Source data
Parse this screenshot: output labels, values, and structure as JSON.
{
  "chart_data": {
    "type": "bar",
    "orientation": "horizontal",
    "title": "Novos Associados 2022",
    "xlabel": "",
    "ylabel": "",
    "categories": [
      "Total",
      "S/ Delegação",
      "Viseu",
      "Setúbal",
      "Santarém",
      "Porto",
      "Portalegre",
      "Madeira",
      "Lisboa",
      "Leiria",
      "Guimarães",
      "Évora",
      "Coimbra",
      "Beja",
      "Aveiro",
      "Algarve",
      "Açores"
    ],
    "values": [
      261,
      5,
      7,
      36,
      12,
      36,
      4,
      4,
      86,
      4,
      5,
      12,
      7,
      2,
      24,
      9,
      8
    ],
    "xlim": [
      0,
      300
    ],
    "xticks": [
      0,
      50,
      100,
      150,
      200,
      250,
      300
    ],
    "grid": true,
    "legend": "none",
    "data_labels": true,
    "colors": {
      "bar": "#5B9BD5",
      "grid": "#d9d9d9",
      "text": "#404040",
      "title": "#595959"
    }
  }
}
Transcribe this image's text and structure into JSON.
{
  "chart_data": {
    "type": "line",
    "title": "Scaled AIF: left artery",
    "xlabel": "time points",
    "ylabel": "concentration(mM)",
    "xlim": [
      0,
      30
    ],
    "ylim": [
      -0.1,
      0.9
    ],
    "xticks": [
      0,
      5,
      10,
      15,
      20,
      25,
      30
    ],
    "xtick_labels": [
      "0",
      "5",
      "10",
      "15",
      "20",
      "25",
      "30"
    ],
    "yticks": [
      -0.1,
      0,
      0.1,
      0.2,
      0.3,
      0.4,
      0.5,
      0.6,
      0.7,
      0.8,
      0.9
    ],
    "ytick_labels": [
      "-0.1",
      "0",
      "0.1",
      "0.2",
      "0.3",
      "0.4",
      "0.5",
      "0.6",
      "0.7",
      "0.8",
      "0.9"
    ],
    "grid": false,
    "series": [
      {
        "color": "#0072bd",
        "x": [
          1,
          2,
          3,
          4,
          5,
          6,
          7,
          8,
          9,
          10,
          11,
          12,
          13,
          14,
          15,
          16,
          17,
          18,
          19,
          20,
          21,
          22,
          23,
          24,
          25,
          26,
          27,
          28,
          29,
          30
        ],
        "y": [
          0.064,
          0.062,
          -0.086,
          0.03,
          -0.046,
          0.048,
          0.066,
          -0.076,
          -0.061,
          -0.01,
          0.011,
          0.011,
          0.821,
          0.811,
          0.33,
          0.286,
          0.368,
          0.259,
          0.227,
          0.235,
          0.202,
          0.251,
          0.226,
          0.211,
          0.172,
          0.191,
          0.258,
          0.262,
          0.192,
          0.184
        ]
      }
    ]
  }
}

What is asked
Please quote the records above exactly, without skipping a line.

Reply to the task
Parse this screenshot: output labels, values, and structure as JSON.
{
  "chart_data": {
    "type": "bar",
    "orientation": "horizontal",
    "title": "Novos Associados 2022",
    "xlabel": "",
    "ylabel": "",
    "categories": [
      "Total",
      "S/ Delegação",
      "Viseu",
      "Setúbal",
      "Santarém",
      "Porto",
      "Portalegre",
      "Madeira",
      "Lisboa",
      "Leiria",
      "Guimarães",
      "Évora",
      "Coimbra",
      "Beja",
      "Aveiro",
      "Algarve",
      "Açores"
    ],
    "values": [
      261,
      5,
      7,
      36,
      12,
      36,
      4,
      4,
      86,
      4,
      5,
      12,
      7,
      2,
      24,
      9,
      8
    ],
    "xlim": [
      0,
      300
    ],
    "xticks": [
      0,
      50,
      100,
      150,
      200,
      250,
      300
    ],
    "grid": true,
    "legend": "none",
    "data_labels": true,
    "colors": {
      "bar": "#5B9BD5",
      "grid": "#d9d9d9",
      "text": "#404040",
      "title": "#595959"
    }
  }
}
Transcribe this image's text and structure into JSON.
{
  "chart_data": {
    "type": "line",
    "title": "Scaled AIF: left artery",
    "xlabel": "time points",
    "ylabel": "concentration(mM)",
    "xlim": [
      0,
      30
    ],
    "ylim": [
      -0.1,
      0.9
    ],
    "xticks": [
      0,
      5,
      10,
      15,
      20,
      25,
      30
    ],
    "xtick_labels": [
      "0",
      "5",
      "10",
      "15",
      "20",
      "25",
      "30"
    ],
    "yticks": [
      -0.1,
      0,
      0.1,
      0.2,
      0.3,
      0.4,
      0.5,
      0.6,
      0.7,
      0.8,
      0.9
    ],
    "ytick_labels": [
      "-0.1",
      "0",
      "0.1",
      "0.2",
      "0.3",
      "0.4",
      "0.5",
      "0.6",
      "0.7",
      "0.8",
      "0.9"
    ],
    "grid": false,
    "series": [
      {
        "color": "#0072bd",
        "x": [
          1,
          2,
          3,
          4,
          5,
          6,
          7,
          8,
          9,
          10,
          11,
          12,
          13,
          14,
          15,
          16,
          17,
          18,
          19,
          20,
          21,
          22,
          23,
          24,
          25,
          26,
          27,
          28,
          29,
          30
        ],
        "y": [
          0.064,
          0.062,
          -0.086,
          0.03,
          -0.046,
          0.048,
          0.066,
          -0.076,
          -0.061,
          -0.01,
          0.011,
          0.011,
          0.821,
          0.811,
          0.33,
          0.286,
          0.368,
          0.259,
          0.227,
          0.235,
          0.202,
          0.251,
          0.226,
          0.211,
          0.172,
          0.191,
          0.258,
          0.262,
          0.192,
          0.184
        ]
      }
    ]
  }
}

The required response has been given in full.